THE EXERCISE:
Produce an exact copy of all the records.
--- start of EXTRACTED MATERIAL ---
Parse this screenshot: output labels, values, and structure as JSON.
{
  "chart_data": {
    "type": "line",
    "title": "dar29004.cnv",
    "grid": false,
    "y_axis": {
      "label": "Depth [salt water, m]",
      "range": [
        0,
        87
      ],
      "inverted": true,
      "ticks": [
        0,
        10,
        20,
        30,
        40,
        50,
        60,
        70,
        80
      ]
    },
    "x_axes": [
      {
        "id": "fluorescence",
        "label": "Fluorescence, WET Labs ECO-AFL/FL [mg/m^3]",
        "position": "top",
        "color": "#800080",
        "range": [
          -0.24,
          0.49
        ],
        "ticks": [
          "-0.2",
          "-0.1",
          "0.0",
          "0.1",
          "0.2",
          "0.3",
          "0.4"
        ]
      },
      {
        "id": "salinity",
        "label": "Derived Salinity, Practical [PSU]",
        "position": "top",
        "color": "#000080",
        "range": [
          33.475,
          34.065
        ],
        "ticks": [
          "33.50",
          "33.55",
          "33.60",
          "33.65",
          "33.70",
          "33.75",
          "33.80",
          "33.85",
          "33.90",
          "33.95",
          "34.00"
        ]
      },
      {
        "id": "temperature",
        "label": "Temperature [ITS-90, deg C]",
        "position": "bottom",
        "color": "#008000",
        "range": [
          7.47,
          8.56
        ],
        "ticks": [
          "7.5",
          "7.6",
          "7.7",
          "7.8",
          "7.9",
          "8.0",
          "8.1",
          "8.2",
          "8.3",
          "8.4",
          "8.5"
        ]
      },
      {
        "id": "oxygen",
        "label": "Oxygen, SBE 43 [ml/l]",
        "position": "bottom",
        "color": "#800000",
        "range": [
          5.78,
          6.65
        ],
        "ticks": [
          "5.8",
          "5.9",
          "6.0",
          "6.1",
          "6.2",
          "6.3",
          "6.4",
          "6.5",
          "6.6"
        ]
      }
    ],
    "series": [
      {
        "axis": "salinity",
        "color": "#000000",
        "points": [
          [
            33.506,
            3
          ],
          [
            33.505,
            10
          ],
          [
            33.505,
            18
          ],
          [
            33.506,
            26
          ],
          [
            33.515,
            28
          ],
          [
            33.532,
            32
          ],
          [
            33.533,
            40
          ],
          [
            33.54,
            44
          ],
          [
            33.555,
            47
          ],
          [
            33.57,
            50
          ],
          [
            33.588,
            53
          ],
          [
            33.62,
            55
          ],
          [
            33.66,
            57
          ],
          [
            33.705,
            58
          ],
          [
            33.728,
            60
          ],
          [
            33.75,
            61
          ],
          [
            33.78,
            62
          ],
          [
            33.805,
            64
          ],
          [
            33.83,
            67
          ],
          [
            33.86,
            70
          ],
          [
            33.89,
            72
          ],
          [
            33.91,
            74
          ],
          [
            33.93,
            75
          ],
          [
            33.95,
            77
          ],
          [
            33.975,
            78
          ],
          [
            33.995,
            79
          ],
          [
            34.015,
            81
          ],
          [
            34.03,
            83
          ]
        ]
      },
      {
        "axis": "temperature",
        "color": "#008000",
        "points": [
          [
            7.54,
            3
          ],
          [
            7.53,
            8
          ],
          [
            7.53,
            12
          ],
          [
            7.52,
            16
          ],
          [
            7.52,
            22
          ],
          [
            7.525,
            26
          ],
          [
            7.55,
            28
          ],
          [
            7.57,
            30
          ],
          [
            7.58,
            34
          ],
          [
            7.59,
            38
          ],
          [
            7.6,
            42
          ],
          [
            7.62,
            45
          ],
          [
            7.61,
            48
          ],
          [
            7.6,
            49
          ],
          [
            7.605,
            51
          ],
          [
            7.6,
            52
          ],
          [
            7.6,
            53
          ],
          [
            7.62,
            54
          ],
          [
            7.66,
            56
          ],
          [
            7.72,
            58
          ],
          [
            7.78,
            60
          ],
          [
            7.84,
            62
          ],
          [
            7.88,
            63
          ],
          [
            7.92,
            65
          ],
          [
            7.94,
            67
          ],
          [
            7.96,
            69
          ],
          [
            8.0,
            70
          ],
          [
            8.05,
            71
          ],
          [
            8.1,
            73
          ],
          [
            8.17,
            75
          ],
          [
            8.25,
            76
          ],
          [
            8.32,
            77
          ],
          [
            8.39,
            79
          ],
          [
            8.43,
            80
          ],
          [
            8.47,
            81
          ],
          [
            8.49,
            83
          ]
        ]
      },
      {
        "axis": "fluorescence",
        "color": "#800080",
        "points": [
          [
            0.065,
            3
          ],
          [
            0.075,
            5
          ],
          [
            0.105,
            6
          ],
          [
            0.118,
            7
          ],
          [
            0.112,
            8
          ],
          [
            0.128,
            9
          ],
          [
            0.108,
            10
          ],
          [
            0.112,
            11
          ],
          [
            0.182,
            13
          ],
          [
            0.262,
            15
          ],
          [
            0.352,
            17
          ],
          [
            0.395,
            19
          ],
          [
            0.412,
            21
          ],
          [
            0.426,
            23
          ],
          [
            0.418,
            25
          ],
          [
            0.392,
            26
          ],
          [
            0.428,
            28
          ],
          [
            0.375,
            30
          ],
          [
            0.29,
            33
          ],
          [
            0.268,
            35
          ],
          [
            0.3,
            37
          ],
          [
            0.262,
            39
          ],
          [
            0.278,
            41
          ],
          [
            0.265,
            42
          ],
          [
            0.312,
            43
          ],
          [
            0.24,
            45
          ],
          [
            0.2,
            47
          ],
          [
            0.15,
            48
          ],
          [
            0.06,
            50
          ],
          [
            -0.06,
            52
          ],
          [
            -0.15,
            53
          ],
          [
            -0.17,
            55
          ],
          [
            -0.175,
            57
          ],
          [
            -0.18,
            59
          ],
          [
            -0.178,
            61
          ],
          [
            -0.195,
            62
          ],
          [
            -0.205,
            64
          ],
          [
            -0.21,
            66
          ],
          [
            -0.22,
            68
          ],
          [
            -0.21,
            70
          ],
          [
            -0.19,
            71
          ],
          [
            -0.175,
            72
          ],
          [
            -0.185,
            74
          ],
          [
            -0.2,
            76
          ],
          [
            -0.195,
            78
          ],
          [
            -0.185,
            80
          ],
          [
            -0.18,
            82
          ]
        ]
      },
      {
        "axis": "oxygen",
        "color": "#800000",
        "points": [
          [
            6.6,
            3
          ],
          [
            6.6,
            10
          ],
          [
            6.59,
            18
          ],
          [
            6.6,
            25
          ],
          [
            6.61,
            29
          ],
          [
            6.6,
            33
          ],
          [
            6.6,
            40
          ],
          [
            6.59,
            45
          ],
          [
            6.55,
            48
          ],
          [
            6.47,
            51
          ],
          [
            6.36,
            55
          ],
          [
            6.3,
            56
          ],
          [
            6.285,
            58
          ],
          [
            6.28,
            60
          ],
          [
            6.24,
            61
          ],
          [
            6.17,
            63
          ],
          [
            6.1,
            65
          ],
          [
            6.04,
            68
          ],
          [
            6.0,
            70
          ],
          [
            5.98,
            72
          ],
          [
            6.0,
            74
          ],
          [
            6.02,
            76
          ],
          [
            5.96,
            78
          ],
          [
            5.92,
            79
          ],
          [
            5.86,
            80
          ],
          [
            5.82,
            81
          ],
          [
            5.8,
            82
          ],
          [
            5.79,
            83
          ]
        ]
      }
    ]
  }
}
--- end of EXTRACTED MATERIAL ---
TASK OUTPUT:
Parse this screenshot: output labels, values, and structure as JSON.
{
  "chart_data": {
    "type": "line",
    "title": "dar29004.cnv",
    "grid": false,
    "y_axis": {
      "label": "Depth [salt water, m]",
      "range": [
        0,
        87
      ],
      "inverted": true,
      "ticks": [
        0,
        10,
        20,
        30,
        40,
        50,
        60,
        70,
        80
      ]
    },
    "x_axes": [
      {
        "id": "fluorescence",
        "label": "Fluorescence, WET Labs ECO-AFL/FL [mg/m^3]",
        "position": "top",
        "color": "#800080",
        "range": [
          -0.24,
          0.49
        ],
        "ticks": [
          "-0.2",
          "-0.1",
          "0.0",
          "0.1",
          "0.2",
          "0.3",
          "0.4"
        ]
      },
      {
        "id": "salinity",
        "label": "Derived Salinity, Practical [PSU]",
        "position": "top",
        "color": "#000080",
        "range": [
          33.475,
          34.065
        ],
        "ticks": [
          "33.50",
          "33.55",
          "33.60",
          "33.65",
          "33.70",
          "33.75",
          "33.80",
          "33.85",
          "33.90",
          "33.95",
          "34.00"
        ]
      },
      {
        "id": "temperature",
        "label": "Temperature [ITS-90, deg C]",
        "position": "bottom",
        "color": "#008000",
        "range": [
          7.47,
          8.56
        ],
        "ticks": [
          "7.5",
          "7.6",
          "7.7",
          "7.8",
          "7.9",
          "8.0",
          "8.1",
          "8.2",
          "8.3",
          "8.4",
          "8.5"
        ]
      },
      {
        "id": "oxygen",
        "label": "Oxygen, SBE 43 [ml/l]",
        "position": "bottom",
        "color": "#800000",
        "range": [
          5.78,
          6.65
        ],
        "ticks": [
          "5.8",
          "5.9",
          "6.0",
          "6.1",
          "6.2",
          "6.3",
          "6.4",
          "6.5",
          "6.6"
        ]
      }
    ],
    "series": [
      {
        "axis": "salinity",
        "color": "#000000",
        "points": [
          [
            33.506,
            3
          ],
          [
            33.505,
            10
          ],
          [
            33.505,
            18
          ],
          [
            33.506,
            26
          ],
          [
            33.515,
            28
          ],
          [
            33.532,
            32
          ],
          [
            33.533,
            40
          ],
          [
            33.54,
            44
          ],
          [
            33.555,
            47
          ],
          [
            33.57,
            50
          ],
          [
            33.588,
            53
          ],
          [
            33.62,
            55
          ],
          [
            33.66,
            57
          ],
          [
            33.705,
            58
          ],
          [
            33.728,
            60
          ],
          [
            33.75,
            61
          ],
          [
            33.78,
            62
          ],
          [
            33.805,
            64
          ],
          [
            33.83,
            67
          ],
          [
            33.86,
            70
          ],
          [
            33.89,
            72
          ],
          [
            33.91,
            74
          ],
          [
            33.93,
            75
          ],
          [
            33.95,
            77
          ],
          [
            33.975,
            78
          ],
          [
            33.995,
            79
          ],
          [
            34.015,
            81
          ],
          [
            34.03,
            83
          ]
        ]
      },
      {
        "axis": "temperature",
        "color": "#008000",
        "points": [
          [
            7.54,
            3
          ],
          [
            7.53,
            8
          ],
          [
            7.53,
            12
          ],
          [
            7.52,
            16
          ],
          [
            7.52,
            22
          ],
          [
            7.525,
            26
          ],
          [
            7.55,
            28
          ],
          [
            7.57,
            30
          ],
          [
            7.58,
            34
          ],
          [
            7.59,
            38
          ],
          [
            7.6,
            42
          ],
          [
            7.62,
            45
          ],
          [
            7.61,
            48
          ],
          [
            7.6,
            49
          ],
          [
            7.605,
            51
          ],
          [
            7.6,
            52
          ],
          [
            7.6,
            53
          ],
          [
            7.62,
            54
          ],
          [
            7.66,
            56
          ],
          [
            7.72,
            58
          ],
          [
            7.78,
            60
          ],
          [
            7.84,
            62
          ],
          [
            7.88,
            63
          ],
          [
            7.92,
            65
          ],
          [
            7.94,
            67
          ],
          [
            7.96,
            69
          ],
          [
            8.0,
            70
          ],
          [
            8.05,
            71
          ],
          [
            8.1,
            73
          ],
          [
            8.17,
            75
          ],
          [
            8.25,
            76
          ],
          [
            8.32,
            77
          ],
          [
            8.39,
            79
          ],
          [
            8.43,
            80
          ],
          [
            8.47,
            81
          ],
          [
            8.49,
            83
          ]
        ]
      },
      {
        "axis": "fluorescence",
        "color": "#800080",
        "points": [
          [
            0.065,
            3
          ],
          [
            0.075,
            5
          ],
          [
            0.105,
            6
          ],
          [
            0.118,
            7
          ],
          [
            0.112,
            8
          ],
          [
            0.128,
            9
          ],
          [
            0.108,
            10
          ],
          [
            0.112,
            11
          ],
          [
            0.182,
            13
          ],
          [
            0.262,
            15
          ],
          [
            0.352,
            17
          ],
          [
            0.395,
            19
          ],
          [
            0.412,
            21
          ],
          [
            0.426,
            23
          ],
          [
            0.418,
            25
          ],
          [
            0.392,
            26
          ],
          [
            0.428,
            28
          ],
          [
            0.375,
            30
          ],
          [
            0.29,
            33
          ],
          [
            0.268,
            35
          ],
          [
            0.3,
            37
          ],
          [
            0.262,
            39
          ],
          [
            0.278,
            41
          ],
          [
            0.265,
            42
          ],
          [
            0.312,
            43
          ],
          [
            0.24,
            45
          ],
          [
            0.2,
            47
          ],
          [
            0.15,
            48
          ],
          [
            0.06,
            50
          ],
          [
            -0.06,
            52
          ],
          [
            -0.15,
            53
          ],
          [
            -0.17,
            55
          ],
          [
            -0.175,
            57
          ],
          [
            -0.18,
            59
          ],
          [
            -0.178,
            61
          ],
          [
            -0.195,
            62
          ],
          [
            -0.205,
            64
          ],
          [
            -0.21,
            66
          ],
          [
            -0.22,
            68
          ],
          [
            -0.21,
            70
          ],
          [
            -0.19,
            71
          ],
          [
            -0.175,
            72
          ],
          [
            -0.185,
            74
          ],
          [
            -0.2,
            76
          ],
          [
            -0.195,
            78
          ],
          [
            -0.185,
            80
          ],
          [
            -0.18,
            82
          ]
        ]
      },
      {
        "axis": "oxygen",
        "color": "#800000",
        "points": [
          [
            6.6,
            3
          ],
          [
            6.6,
            10
          ],
          [
            6.59,
            18
          ],
          [
            6.6,
            25
          ],
          [
            6.61,
            29
          ],
          [
            6.6,
            33
          ],
          [
            6.6,
            40
          ],
          [
            6.59,
            45
          ],
          [
            6.55,
            48
          ],
          [
            6.47,
            51
          ],
          [
            6.36,
            55
          ],
          [
            6.3,
            56
          ],
          [
            6.285,
            58
          ],
          [
            6.28,
            60
          ],
          [
            6.24,
            61
          ],
          [
            6.17,
            63
          ],
          [
            6.1,
            65
          ],
          [
            6.04,
            68
          ],
          [
            6.0,
            70
          ],
          [
            5.98,
            72
          ],
          [
            6.0,
            74
          ],
          [
            6.02,
            76
          ],
          [
            5.96,
            78
          ],
          [
            5.92,
            79
          ],
          [
            5.86,
            80
          ],
          [
            5.82,
            81
          ],
          [
            5.8,
            82
          ],
          [
            5.79,
            83
          ]
        ]
      }
    ]
  }
}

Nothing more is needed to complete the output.